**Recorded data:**
-=-=-

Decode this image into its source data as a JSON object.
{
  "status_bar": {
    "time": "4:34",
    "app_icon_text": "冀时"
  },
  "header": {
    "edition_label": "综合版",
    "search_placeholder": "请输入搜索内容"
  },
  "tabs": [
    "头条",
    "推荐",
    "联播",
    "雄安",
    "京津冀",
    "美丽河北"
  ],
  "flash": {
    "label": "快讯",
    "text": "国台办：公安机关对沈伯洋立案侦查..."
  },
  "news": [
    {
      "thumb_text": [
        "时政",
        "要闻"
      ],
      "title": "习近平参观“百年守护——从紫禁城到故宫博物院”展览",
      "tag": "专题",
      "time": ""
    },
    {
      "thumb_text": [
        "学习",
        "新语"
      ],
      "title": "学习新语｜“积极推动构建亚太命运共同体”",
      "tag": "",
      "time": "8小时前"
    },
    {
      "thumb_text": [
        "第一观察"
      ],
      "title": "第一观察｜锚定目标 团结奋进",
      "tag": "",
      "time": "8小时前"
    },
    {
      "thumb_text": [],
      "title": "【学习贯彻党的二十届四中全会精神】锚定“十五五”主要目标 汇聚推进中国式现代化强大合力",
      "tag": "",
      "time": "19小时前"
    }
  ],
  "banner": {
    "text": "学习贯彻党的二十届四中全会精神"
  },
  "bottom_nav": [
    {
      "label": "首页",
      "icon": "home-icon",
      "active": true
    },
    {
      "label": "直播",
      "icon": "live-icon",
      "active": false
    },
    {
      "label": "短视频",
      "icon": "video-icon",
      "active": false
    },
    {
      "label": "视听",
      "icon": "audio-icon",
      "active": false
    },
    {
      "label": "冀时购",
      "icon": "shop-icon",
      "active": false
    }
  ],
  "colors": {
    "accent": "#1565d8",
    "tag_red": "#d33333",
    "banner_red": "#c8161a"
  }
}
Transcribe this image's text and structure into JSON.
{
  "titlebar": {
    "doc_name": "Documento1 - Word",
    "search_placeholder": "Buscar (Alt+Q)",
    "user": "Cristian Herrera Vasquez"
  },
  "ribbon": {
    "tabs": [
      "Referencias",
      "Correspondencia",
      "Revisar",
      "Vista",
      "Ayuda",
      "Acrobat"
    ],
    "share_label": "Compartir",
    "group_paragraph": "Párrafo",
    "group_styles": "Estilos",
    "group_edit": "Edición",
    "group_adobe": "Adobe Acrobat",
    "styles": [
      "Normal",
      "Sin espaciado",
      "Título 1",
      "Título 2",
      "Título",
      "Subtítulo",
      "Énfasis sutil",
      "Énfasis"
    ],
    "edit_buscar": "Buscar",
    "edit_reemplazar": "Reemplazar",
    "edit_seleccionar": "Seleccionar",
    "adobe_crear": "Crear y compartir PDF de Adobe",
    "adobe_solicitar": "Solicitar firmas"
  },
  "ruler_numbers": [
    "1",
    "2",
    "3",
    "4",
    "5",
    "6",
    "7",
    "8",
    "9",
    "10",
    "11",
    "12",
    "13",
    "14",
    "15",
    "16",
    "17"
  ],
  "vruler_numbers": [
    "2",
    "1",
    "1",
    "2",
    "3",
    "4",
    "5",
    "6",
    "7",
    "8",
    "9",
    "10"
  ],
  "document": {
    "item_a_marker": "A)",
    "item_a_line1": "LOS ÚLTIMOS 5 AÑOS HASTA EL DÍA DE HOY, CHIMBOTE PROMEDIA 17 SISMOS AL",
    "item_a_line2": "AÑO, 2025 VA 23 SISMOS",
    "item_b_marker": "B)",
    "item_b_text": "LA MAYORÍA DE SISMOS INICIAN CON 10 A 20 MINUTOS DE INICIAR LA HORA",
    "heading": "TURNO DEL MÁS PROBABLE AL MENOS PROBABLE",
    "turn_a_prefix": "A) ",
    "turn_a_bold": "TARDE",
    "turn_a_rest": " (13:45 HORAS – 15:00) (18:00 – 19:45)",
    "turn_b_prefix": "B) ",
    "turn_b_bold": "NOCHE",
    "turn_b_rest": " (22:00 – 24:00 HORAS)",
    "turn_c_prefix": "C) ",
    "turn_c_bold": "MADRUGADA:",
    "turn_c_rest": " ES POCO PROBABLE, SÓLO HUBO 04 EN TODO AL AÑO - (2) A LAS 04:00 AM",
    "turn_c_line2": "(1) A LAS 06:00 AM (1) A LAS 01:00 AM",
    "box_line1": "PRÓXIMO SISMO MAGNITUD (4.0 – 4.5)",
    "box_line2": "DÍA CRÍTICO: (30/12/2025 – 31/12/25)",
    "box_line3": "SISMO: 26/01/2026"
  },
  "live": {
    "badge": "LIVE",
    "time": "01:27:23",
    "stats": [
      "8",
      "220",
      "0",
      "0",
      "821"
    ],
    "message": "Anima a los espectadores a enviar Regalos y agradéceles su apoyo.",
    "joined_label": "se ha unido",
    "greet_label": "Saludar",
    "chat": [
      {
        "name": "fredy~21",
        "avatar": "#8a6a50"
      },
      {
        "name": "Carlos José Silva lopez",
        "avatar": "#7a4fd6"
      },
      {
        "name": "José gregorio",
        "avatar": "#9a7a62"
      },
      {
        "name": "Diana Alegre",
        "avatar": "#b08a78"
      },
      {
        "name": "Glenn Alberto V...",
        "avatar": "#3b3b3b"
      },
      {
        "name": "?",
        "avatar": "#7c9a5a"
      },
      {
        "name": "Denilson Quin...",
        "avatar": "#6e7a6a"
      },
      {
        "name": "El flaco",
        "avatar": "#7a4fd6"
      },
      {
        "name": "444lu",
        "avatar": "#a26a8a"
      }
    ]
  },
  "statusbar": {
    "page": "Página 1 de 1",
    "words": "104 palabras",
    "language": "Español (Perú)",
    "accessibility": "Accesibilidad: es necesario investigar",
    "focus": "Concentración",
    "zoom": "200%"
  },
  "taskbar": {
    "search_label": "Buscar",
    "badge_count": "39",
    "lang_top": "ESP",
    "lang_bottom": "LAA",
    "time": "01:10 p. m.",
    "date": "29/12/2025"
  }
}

-=-=-

**Required task:**
Restate every record exactly, leaving nothing out.

**The completed task:**
Decode this image into its source data as a JSON object.
{
  "status_bar": {
    "time": "4:34",
    "app_icon_text": "冀时"
  },
  "header": {
    "edition_label": "综合版",
    "search_placeholder": "请输入搜索内容"
  },
  "tabs": [
    "头条",
    "推荐",
    "联播",
    "雄安",
    "京津冀",
    "美丽河北"
  ],
  "flash": {
    "label": "快讯",
    "text": "国台办：公安机关对沈伯洋立案侦查..."
  },
  "news": [
    {
      "thumb_text": [
        "时政",
        "要闻"
      ],
      "title": "习近平参观“百年守护——从紫禁城到故宫博物院”展览",
      "tag": "专题",
      "time": ""
    },
    {
      "thumb_text": [
        "学习",
        "新语"
      ],
      "title": "学习新语｜“积极推动构建亚太命运共同体”",
      "tag": "",
      "time": "8小时前"
    },
    {
      "thumb_text": [
        "第一观察"
      ],
      "title": "第一观察｜锚定目标 团结奋进",
      "tag": "",
      "time": "8小时前"
    },
    {
      "thumb_text": [],
      "title": "【学习贯彻党的二十届四中全会精神】锚定“十五五”主要目标 汇聚推进中国式现代化强大合力",
      "tag": "",
      "time": "19小时前"
    }
  ],
  "banner": {
    "text": "学习贯彻党的二十届四中全会精神"
  },
  "bottom_nav": [
    {
      "label": "首页",
      "icon": "home-icon",
      "active": true
    },
    {
      "label": "直播",
      "icon": "live-icon",
      "active": false
    },
    {
      "label": "短视频",
      "icon": "video-icon",
      "active": false
    },
    {
      "label": "视听",
      "icon": "audio-icon",
      "active": false
    },
    {
      "label": "冀时购",
      "icon": "shop-icon",
      "active": false
    }
  ],
  "colors": {
    "accent": "#1565d8",
    "tag_red": "#d33333",
    "banner_red": "#c8161a"
  }
}
Transcribe this image's text and structure into JSON.
{
  "titlebar": {
    "doc_name": "Documento1 - Word",
    "search_placeholder": "Buscar (Alt+Q)",
    "user": "Cristian Herrera Vasquez"
  },
  "ribbon": {
    "tabs": [
      "Referencias",
      "Correspondencia",
      "Revisar",
      "Vista",
      "Ayuda",
      "Acrobat"
    ],
    "share_label": "Compartir",
    "group_paragraph": "Párrafo",
    "group_styles": "Estilos",
    "group_edit": "Edición",
    "group_adobe": "Adobe Acrobat",
    "styles": [
      "Normal",
      "Sin espaciado",
      "Título 1",
      "Título 2",
      "Título",
      "Subtítulo",
      "Énfasis sutil",
      "Énfasis"
    ],
    "edit_buscar": "Buscar",
    "edit_reemplazar": "Reemplazar",
    "edit_seleccionar": "Seleccionar",
    "adobe_crear": "Crear y compartir PDF de Adobe",
    "adobe_solicitar": "Solicitar firmas"
  },
  "ruler_numbers": [
    "1",
    "2",
    "3",
    "4",
    "5",
    "6",
    "7",
    "8",
    "9",
    "10",
    "11",
    "12",
    "13",
    "14",
    "15",
    "16",
    "17"
  ],
  "vruler_numbers": [
    "2",
    "1",
    "1",
    "2",
    "3",
    "4",
    "5",
    "6",
    "7",
    "8",
    "9",
    "10"
  ],
  "document": {
    "item_a_marker": "A)",
    "item_a_line1": "LOS ÚLTIMOS 5 AÑOS HASTA EL DÍA DE HOY, CHIMBOTE PROMEDIA 17 SISMOS AL",
    "item_a_line2": "AÑO, 2025 VA 23 SISMOS",
    "item_b_marker": "B)",
    "item_b_text": "LA MAYORÍA DE SISMOS INICIAN CON 10 A 20 MINUTOS DE INICIAR LA HORA",
    "heading": "TURNO DEL MÁS PROBABLE AL MENOS PROBABLE",
    "turn_a_prefix": "A) ",
    "turn_a_bold": "TARDE",
    "turn_a_rest": " (13:45 HORAS – 15:00) (18:00 – 19:45)",
    "turn_b_prefix": "B) ",
    "turn_b_bold": "NOCHE",
    "turn_b_rest": " (22:00 – 24:00 HORAS)",
    "turn_c_prefix": "C) ",
    "turn_c_bold": "MADRUGADA:",
    "turn_c_rest": " ES POCO PROBABLE, SÓLO HUBO 04 EN TODO AL AÑO - (2) A LAS 04:00 AM",
    "turn_c_line2": "(1) A LAS 06:00 AM (1) A LAS 01:00 AM",
    "box_line1": "PRÓXIMO SISMO MAGNITUD (4.0 – 4.5)",
    "box_line2": "DÍA CRÍTICO: (30/12/2025 – 31/12/25)",
    "box_line3": "SISMO: 26/01/2026"
  },
  "live": {
    "badge": "LIVE",
    "time": "01:27:23",
    "stats": [
      "8",
      "220",
      "0",
      "0",
      "821"
    ],
    "message": "Anima a los espectadores a enviar Regalos y agradéceles su apoyo.",
    "joined_label": "se ha unido",
    "greet_label": "Saludar",
    "chat": [
      {
        "name": "fredy~21",
        "avatar": "#8a6a50"
      },
      {
        "name": "Carlos José Silva lopez",
        "avatar": "#7a4fd6"
      },
      {
        "name": "José gregorio",
        "avatar": "#9a7a62"
      },
      {
        "name": "Diana Alegre",
        "avatar": "#b08a78"
      },
      {
        "name": "Glenn Alberto V...",
        "avatar": "#3b3b3b"
      },
      {
        "name": "?",
        "avatar": "#7c9a5a"
      },
      {
        "name": "Denilson Quin...",
        "avatar": "#6e7a6a"
      },
      {
        "name": "El flaco",
        "avatar": "#7a4fd6"
      },
      {
        "name": "444lu",
        "avatar": "#a26a8a"
      }
    ]
  },
  "statusbar": {
    "page": "Página 1 de 1",
    "words": "104 palabras",
    "language": "Español (Perú)",
    "accessibility": "Accesibilidad: es necesario investigar",
    "focus": "Concentración",
    "zoom": "200%"
  },
  "taskbar": {
    "search_label": "Buscar",
    "badge_count": "39",
    "lang_top": "ESP",
    "lang_bottom": "LAA",
    "time": "01:10 p. m.",
    "date": "29/12/2025"
  }
}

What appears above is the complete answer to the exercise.